-- BEGIN GIVEN RECORDS --

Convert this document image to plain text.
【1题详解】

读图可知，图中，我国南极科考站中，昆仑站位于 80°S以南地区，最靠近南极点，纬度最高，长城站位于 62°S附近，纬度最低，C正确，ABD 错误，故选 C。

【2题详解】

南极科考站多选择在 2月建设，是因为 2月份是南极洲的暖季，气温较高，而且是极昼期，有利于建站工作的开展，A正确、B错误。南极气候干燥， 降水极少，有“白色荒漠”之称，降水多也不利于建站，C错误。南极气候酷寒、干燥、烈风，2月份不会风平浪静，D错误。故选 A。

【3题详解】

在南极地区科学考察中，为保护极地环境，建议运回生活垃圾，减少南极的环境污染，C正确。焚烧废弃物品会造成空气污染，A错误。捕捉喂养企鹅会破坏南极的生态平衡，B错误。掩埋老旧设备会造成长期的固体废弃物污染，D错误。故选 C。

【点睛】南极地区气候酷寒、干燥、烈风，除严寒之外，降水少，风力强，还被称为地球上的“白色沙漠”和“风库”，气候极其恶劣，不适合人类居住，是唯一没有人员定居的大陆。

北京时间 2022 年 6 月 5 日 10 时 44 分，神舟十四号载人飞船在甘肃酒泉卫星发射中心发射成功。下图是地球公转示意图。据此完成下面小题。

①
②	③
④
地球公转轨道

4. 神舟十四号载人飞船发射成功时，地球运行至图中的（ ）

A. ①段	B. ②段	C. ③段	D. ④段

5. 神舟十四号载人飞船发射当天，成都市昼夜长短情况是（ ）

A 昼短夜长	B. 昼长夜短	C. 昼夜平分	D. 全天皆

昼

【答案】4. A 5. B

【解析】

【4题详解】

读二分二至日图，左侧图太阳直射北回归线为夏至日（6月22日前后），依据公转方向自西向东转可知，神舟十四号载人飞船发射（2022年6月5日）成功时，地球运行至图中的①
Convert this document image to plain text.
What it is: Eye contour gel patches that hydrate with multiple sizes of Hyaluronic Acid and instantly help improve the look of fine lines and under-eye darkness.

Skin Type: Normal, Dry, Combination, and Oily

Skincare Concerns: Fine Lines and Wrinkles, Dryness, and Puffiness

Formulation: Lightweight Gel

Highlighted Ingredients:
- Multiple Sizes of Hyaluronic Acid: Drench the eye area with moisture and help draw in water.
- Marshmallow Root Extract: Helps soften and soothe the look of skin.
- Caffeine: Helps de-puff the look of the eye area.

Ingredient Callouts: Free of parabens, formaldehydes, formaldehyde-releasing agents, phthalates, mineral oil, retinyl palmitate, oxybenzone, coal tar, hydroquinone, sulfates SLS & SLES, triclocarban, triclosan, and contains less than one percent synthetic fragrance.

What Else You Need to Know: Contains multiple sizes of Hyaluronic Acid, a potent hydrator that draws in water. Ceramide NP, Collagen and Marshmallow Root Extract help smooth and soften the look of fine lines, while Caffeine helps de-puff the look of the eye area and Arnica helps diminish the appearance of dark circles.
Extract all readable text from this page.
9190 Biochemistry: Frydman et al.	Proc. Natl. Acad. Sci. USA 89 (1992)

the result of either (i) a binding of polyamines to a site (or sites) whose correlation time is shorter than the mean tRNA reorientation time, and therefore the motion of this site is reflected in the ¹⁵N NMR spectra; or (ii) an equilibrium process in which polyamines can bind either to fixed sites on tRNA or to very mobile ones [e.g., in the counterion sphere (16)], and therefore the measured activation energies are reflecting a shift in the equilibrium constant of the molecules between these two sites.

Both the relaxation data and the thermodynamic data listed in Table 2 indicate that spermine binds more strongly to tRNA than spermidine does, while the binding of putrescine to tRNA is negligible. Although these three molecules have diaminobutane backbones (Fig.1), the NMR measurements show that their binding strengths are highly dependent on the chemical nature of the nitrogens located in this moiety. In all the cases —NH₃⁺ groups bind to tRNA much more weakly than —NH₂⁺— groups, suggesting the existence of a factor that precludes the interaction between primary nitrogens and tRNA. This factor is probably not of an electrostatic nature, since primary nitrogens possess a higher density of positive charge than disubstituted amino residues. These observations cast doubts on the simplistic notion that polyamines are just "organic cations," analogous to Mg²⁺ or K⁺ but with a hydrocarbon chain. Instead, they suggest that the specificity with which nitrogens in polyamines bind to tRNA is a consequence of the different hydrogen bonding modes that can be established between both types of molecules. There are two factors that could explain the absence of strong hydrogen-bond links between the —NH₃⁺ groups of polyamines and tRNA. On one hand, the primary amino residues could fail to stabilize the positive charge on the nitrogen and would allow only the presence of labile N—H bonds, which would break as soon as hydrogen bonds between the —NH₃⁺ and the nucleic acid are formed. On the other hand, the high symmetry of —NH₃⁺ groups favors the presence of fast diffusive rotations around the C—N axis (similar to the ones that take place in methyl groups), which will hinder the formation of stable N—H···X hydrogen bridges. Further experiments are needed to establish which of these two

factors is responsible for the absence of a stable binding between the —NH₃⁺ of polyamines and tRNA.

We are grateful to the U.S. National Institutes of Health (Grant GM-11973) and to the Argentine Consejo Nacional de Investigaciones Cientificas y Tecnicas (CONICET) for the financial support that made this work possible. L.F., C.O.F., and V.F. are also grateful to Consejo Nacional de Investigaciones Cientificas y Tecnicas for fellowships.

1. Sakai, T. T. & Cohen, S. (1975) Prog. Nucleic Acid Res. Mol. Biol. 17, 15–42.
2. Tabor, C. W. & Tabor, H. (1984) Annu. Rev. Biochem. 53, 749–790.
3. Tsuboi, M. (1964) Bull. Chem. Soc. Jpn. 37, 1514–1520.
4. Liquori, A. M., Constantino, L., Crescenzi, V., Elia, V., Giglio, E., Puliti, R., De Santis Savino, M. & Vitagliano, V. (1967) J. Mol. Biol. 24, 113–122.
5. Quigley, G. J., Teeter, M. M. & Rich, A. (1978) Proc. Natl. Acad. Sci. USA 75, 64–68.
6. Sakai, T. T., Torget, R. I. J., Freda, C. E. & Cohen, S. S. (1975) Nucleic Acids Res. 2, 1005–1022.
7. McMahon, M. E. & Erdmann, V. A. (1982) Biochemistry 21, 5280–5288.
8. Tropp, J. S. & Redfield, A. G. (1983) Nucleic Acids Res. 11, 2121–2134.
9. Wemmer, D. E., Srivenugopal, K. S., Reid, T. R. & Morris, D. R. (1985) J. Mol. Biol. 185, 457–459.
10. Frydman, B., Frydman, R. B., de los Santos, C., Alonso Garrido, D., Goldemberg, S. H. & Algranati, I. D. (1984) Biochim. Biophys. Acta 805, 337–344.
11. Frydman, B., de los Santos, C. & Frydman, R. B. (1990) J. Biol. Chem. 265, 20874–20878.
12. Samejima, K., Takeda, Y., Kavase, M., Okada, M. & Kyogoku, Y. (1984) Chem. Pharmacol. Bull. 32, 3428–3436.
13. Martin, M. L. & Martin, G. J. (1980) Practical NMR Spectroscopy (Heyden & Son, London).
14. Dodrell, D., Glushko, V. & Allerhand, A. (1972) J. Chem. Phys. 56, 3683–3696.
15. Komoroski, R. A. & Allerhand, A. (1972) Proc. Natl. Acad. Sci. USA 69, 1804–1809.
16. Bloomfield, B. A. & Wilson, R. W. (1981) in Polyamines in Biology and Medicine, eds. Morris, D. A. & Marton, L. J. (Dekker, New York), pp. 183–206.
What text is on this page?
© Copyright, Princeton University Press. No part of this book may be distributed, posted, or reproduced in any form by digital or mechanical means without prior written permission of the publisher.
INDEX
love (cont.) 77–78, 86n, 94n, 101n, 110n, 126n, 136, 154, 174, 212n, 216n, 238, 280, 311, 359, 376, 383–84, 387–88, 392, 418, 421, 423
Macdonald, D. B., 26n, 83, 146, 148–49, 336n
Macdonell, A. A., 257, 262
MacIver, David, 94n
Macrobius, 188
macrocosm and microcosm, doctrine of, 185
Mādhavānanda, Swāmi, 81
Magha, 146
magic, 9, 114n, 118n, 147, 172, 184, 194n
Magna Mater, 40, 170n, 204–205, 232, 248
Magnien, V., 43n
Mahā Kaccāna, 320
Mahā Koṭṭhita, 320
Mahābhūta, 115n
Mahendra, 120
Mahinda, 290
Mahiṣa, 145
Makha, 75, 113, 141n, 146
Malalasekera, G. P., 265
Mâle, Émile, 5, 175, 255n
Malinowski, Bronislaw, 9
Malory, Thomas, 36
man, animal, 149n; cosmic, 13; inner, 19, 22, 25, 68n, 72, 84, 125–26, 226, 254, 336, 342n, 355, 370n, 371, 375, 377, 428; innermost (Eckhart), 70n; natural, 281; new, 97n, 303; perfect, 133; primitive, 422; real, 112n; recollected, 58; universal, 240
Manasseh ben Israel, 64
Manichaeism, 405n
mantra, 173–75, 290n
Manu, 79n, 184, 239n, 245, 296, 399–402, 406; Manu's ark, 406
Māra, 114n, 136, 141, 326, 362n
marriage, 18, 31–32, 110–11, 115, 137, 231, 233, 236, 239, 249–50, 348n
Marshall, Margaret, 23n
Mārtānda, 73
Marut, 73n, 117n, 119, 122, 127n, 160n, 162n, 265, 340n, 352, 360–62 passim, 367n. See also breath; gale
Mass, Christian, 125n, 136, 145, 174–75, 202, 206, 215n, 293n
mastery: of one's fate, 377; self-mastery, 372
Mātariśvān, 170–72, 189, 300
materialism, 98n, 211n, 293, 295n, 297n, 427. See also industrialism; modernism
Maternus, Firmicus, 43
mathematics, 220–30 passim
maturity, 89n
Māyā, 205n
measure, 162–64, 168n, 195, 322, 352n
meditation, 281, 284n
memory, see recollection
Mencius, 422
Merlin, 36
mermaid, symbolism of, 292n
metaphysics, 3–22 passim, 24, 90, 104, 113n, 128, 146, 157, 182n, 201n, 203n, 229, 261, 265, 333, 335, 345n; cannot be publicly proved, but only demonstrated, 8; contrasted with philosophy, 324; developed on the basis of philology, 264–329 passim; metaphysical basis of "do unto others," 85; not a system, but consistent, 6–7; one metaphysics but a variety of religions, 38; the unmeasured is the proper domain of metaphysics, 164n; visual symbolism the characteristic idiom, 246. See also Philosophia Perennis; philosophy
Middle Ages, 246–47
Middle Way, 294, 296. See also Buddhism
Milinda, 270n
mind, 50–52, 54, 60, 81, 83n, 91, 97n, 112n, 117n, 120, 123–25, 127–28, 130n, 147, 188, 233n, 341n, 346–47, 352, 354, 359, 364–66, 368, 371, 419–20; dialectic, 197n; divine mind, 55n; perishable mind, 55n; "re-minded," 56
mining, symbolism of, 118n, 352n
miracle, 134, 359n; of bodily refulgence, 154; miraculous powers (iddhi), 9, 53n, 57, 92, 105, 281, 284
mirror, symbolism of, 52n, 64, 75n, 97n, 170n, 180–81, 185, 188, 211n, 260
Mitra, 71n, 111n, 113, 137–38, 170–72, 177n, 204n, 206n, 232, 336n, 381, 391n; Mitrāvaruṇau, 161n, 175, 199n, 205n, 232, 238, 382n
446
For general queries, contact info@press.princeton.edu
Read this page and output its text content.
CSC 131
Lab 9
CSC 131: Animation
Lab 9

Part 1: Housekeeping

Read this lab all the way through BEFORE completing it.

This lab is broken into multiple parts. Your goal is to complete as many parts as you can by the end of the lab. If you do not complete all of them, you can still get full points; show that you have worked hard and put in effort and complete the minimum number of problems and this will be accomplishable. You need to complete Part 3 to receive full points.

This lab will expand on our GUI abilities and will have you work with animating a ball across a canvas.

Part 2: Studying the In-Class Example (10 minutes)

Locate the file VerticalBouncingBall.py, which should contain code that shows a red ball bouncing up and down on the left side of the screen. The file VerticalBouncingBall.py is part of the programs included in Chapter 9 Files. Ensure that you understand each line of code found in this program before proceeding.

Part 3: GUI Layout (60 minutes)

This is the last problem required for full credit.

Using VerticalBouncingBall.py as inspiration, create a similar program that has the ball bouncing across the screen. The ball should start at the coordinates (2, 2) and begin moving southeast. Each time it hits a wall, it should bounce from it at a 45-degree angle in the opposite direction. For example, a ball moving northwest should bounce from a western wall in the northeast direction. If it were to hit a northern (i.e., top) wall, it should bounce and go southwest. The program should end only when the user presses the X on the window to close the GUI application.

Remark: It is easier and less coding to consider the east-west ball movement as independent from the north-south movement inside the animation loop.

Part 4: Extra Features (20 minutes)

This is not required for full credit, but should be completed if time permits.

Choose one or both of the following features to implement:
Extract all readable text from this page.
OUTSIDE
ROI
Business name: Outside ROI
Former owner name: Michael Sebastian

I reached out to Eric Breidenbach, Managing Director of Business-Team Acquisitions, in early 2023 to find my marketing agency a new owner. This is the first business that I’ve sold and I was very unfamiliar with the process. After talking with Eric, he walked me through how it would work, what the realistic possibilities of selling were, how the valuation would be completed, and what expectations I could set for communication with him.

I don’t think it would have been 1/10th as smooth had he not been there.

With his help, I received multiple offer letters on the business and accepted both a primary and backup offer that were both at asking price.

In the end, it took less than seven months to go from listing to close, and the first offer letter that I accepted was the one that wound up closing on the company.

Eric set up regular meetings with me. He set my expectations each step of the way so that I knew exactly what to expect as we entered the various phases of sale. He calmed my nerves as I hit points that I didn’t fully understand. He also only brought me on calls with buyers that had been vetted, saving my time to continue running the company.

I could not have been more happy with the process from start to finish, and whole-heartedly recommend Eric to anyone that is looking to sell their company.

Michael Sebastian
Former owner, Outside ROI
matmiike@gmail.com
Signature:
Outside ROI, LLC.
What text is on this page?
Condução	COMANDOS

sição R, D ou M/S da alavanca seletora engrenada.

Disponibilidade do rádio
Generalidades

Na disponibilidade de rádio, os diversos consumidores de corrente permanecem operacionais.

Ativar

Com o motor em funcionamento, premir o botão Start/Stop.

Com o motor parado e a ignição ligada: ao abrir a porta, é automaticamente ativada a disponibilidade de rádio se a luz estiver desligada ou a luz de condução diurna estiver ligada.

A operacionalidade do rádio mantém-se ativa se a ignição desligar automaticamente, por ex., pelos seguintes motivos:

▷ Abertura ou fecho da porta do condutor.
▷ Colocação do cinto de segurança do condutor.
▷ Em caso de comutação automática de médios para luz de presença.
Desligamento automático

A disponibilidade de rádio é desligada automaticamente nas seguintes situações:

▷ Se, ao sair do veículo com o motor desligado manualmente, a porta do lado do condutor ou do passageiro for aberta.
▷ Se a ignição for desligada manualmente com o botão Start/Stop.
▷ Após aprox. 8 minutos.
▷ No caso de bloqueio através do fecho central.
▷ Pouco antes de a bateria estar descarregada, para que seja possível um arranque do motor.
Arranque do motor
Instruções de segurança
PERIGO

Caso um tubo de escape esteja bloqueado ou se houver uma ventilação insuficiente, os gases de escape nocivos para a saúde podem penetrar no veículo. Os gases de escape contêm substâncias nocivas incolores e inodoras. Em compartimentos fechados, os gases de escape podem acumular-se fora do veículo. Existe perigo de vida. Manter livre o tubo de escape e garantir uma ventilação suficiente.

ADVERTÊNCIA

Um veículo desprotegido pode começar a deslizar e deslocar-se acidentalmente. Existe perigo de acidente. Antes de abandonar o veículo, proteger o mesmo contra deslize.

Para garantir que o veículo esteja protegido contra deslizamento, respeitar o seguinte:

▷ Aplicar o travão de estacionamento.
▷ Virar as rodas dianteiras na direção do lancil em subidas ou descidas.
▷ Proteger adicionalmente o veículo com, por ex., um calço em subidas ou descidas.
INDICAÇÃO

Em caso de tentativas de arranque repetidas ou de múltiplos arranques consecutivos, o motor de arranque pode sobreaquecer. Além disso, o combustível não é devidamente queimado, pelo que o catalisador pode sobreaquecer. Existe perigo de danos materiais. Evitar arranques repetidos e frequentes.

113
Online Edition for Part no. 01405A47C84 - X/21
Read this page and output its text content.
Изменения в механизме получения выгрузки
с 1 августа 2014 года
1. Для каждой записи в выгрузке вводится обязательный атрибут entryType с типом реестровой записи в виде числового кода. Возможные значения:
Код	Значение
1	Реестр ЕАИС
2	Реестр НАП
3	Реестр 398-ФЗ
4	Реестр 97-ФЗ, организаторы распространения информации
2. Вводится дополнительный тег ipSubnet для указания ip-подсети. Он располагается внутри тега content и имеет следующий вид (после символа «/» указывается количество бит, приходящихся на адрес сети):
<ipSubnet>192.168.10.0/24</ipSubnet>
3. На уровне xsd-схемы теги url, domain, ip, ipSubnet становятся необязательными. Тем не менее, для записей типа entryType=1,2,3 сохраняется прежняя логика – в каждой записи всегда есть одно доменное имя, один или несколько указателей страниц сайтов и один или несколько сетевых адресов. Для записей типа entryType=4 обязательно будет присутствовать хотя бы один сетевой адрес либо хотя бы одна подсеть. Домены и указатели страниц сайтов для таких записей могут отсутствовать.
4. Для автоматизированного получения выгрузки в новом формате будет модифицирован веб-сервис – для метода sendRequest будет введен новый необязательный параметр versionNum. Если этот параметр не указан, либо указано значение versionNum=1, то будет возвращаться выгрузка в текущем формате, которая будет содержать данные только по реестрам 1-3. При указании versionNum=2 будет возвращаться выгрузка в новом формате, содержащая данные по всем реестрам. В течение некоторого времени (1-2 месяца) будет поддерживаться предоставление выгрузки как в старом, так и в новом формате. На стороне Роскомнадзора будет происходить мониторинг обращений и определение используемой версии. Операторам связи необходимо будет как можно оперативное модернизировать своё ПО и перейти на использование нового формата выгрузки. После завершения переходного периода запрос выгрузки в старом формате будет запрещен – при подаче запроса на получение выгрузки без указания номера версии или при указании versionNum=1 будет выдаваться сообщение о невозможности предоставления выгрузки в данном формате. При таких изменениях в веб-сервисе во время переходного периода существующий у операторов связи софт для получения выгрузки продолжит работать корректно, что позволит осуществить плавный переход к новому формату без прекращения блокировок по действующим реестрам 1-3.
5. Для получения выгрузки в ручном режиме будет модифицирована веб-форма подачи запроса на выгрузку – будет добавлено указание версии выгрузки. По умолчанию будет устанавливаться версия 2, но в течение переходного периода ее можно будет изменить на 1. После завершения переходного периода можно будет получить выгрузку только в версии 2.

-- END GIVEN RECORDS --

### WHAT THE EXERCISE ASKS
How many lines in the records above hold the word "Sakai"? Give only the number.

### ANSWER IN FULL
2